## BEGIN

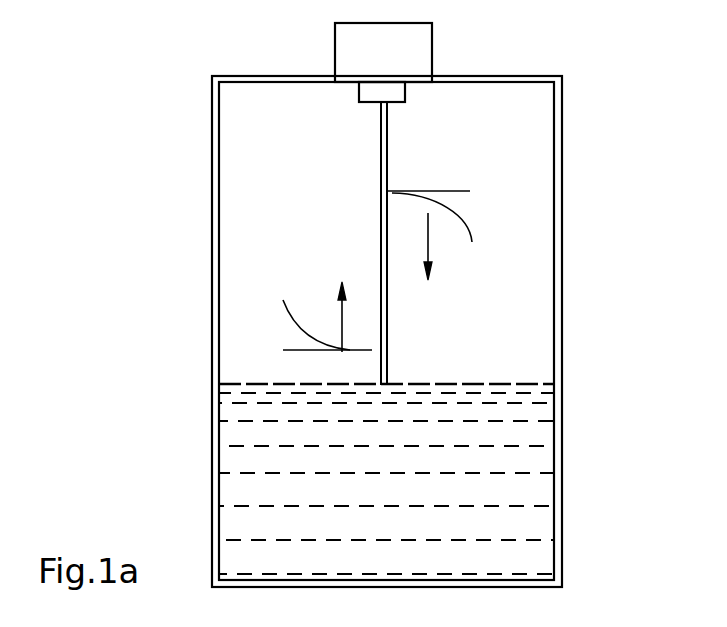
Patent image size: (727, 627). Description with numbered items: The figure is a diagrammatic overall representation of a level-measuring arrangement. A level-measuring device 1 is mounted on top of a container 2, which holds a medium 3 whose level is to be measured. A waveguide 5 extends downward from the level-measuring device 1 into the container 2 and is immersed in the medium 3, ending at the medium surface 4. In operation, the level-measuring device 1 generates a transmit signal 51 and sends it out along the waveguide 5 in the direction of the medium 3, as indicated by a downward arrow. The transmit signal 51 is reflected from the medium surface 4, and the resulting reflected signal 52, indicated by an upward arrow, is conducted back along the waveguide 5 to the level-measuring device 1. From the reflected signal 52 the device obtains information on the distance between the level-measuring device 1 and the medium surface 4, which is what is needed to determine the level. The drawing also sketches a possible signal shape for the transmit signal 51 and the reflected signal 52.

The level-measuring device 1 is at (424, 45).
The container 2 is at (562, 224).
The medium 3 is at (533, 496).
The medium surface 4 is at (514, 382).
The waveguide 5 is at (388, 148).
The transmit signal 51 is at (428, 232).
The reflected signal 52 is at (342, 305).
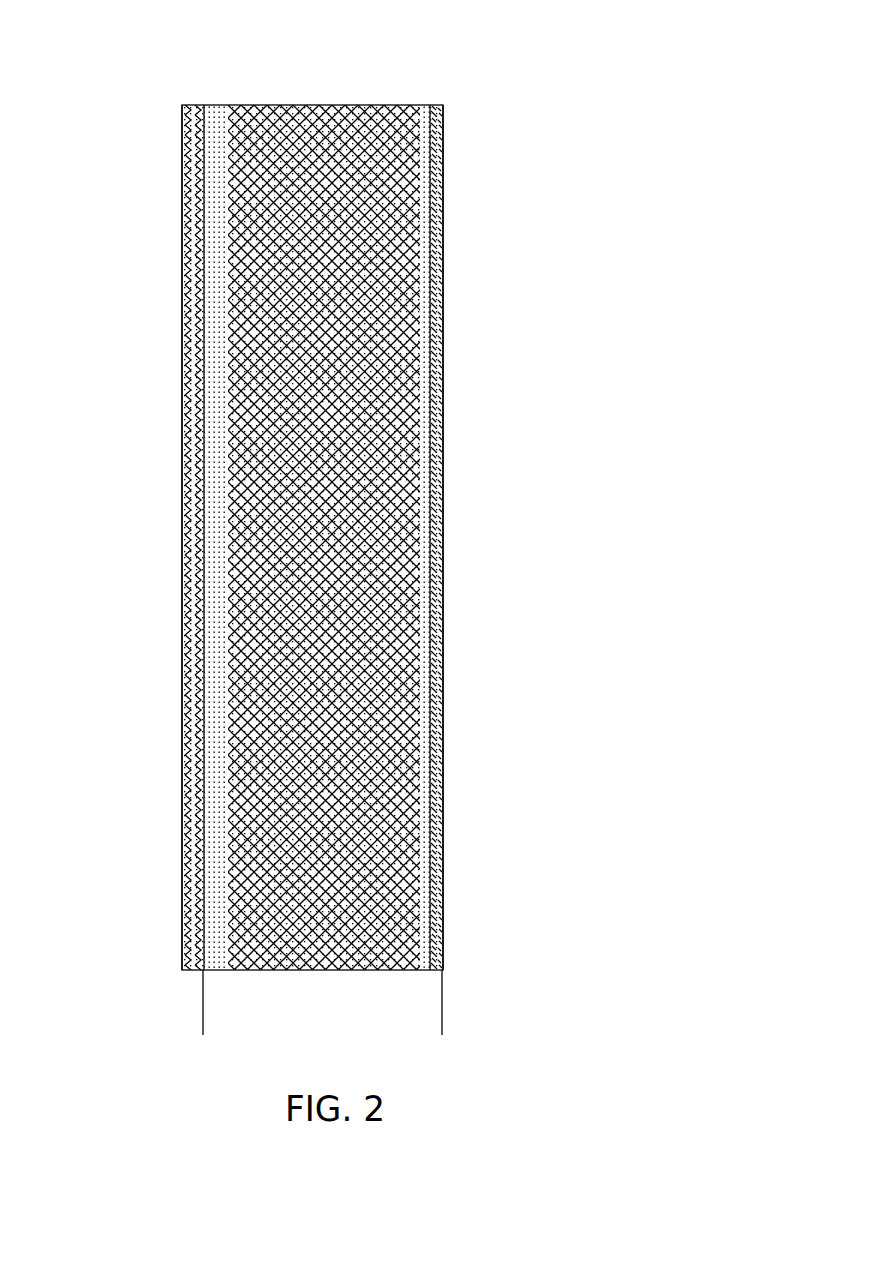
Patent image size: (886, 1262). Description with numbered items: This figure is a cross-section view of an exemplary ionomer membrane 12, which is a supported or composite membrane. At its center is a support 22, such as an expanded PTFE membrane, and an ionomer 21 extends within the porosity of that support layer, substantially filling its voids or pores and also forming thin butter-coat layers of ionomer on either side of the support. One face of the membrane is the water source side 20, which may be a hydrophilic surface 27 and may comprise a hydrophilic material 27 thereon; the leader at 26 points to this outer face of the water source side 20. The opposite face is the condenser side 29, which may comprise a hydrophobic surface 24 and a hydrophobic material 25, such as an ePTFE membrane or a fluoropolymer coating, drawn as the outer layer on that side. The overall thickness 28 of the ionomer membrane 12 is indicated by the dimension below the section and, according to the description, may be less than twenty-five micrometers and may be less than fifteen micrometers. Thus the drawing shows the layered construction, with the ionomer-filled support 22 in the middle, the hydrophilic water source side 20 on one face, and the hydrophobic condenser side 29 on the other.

The ionomer membrane 12 is at (175, 97).
The water source side 20 is at (175, 222).
The ionomer 21 is at (215, 118).
The support 22 is at (317, 122).
The hydrophobic surface 24 is at (438, 386).
The hydrophobic material 25 is at (430, 462).
The outer surface of first outer layer 26 is at (177, 470).
The hydrophilic surface 27 is at (187, 428).
The thickness 28 is at (197, 1014).
The condenser side 29 is at (438, 293).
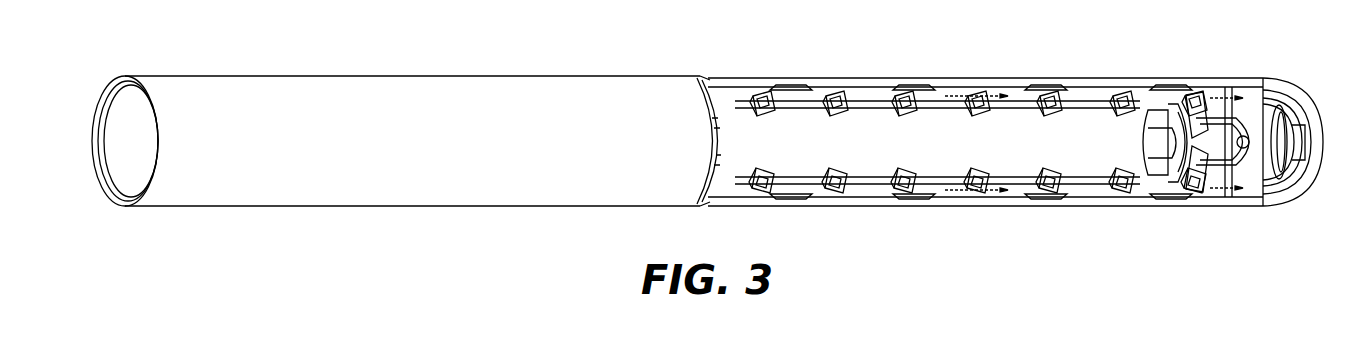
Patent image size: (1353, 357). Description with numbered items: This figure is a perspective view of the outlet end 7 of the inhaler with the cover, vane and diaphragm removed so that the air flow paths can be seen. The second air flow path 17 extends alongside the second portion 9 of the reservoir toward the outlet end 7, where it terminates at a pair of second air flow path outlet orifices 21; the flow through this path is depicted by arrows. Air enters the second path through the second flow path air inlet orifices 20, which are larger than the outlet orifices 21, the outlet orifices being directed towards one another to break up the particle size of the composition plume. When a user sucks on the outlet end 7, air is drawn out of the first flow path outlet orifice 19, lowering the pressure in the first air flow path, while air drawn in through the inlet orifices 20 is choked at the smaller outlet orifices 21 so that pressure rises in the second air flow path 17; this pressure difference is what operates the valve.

The outlet end 7 is at (1316, 92).
The second portion of the reservoir 9 is at (940, 152).
The second air flow path 17 is at (1032, 92).
The first flow path outlet orifice 19 is at (1290, 168).
The second flow path air inlet orifices 20 is at (870, 87).
The second air flow path outlet orifices 21 is at (1243, 107).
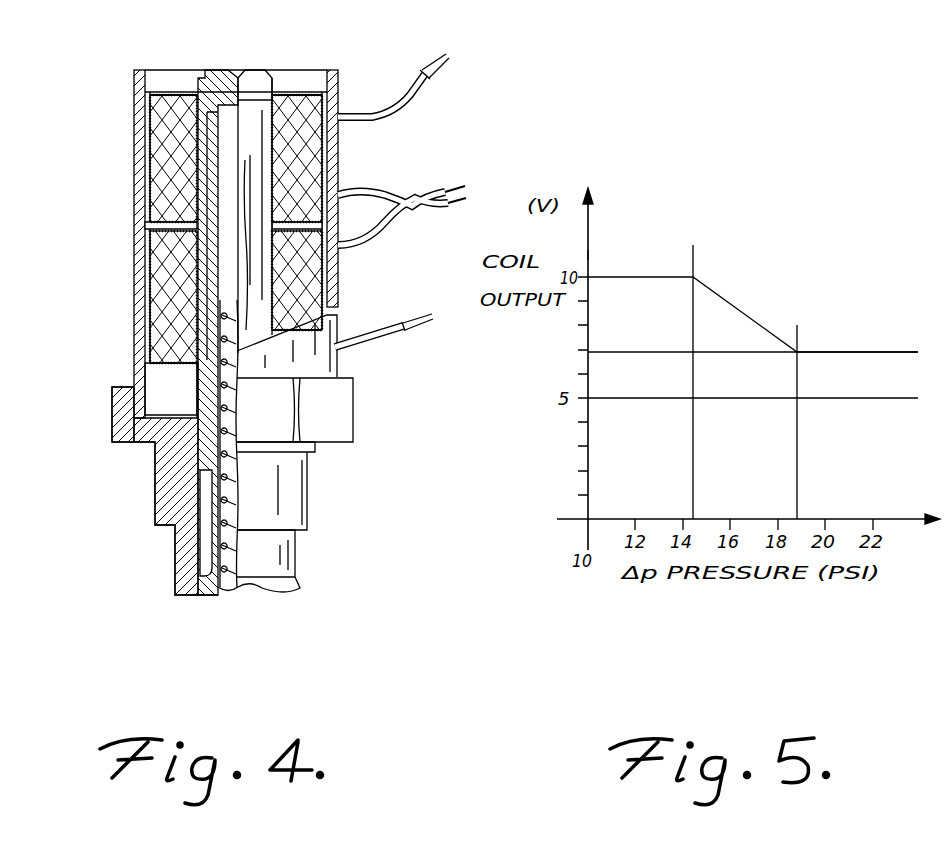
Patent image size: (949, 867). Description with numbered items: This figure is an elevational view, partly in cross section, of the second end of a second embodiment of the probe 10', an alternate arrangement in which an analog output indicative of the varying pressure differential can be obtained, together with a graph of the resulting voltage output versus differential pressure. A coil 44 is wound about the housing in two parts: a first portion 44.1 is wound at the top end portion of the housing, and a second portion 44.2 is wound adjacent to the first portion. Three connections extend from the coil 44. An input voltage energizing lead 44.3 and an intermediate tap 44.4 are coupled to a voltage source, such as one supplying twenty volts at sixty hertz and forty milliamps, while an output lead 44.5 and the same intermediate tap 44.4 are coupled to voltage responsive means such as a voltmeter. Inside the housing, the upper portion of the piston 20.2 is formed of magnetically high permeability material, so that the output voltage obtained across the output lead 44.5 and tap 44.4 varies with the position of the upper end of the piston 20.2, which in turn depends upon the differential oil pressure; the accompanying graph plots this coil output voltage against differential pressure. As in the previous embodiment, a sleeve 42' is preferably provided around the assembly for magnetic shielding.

In FIG. 4, the pressure sensor assembly 10' is at (146, 48).
In FIG. 4, the sleeve 42' is at (252, 332).
In FIG. 4, the coil 44 is at (146, 152).
In FIG. 4, the first portion 44.1 is at (155, 118).
In FIG. 4, the second portion 44.2 is at (160, 338).
In FIG. 5, the second portion 44.2 is at (588, 252).
In FIG. 4, the piston 20.2 is at (225, 232).
In FIG. 4, the input voltage energizing lead 44.3 is at (442, 68).
In FIG. 4, the intermediate tap 44.4 is at (456, 190).
In FIG. 4, the output lead 44.5 is at (430, 316).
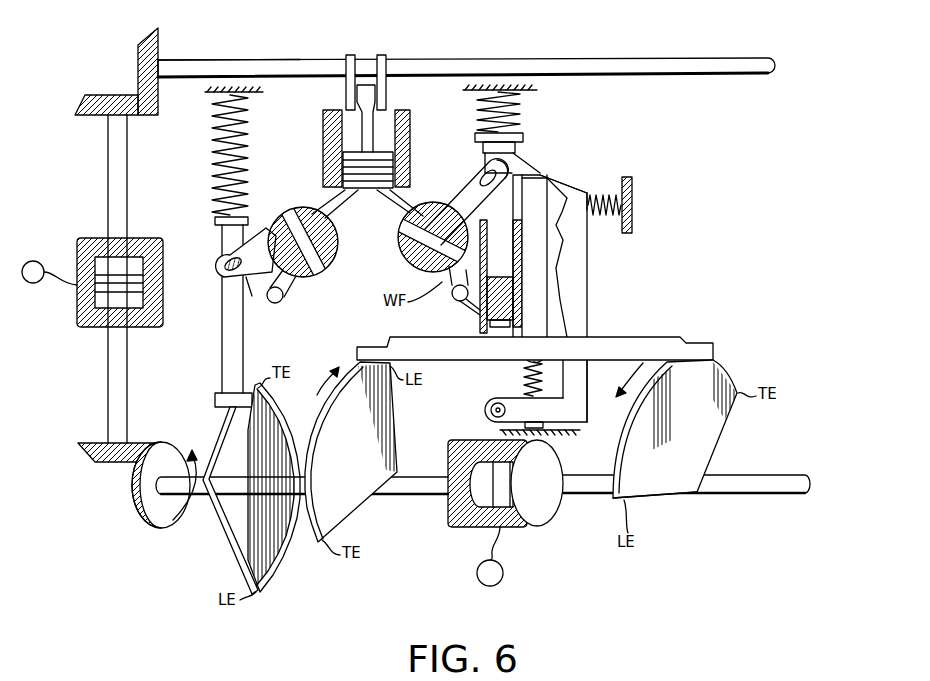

## END

→ **Directive**
Gather every line of the entries above that contains the word "signal", and copy each one out. Case counts.

→ **Task output**
Patent image size: (727, 627). Description with numbered items: The figure is a diagrammatic overall representation of a level-measuring arrangement. A level-measuring device 1 is mounted on top of a container 2, which holds a medium 3 whose level is to be measured. A waveguide 5 extends downward from the level-measuring device 1 into the container 2 and is immersed in the medium 3, ending at the medium surface 4. In operation, the level-measuring device 1 generates a transmit signal 51 and sends it out along the waveguide 5 in the direction of the medium 3, as indicated by a downward arrow. The transmit signal 51 is reflected from the medium surface 4, and the resulting reflected signal 52, indicated by an upward arrow, is conducted back along the waveguide 5 to the level-measuring device 1. From the reflected signal 52 the device obtains information on the distance between the level-measuring device 1 and the medium surface 4, which is what is needed to determine the level. The drawing also sketches a possible signal shape for the transmit signal 51 and the reflected signal 52.
The transmit signal 51 is at (428, 232).
The reflected signal 52 is at (342, 305).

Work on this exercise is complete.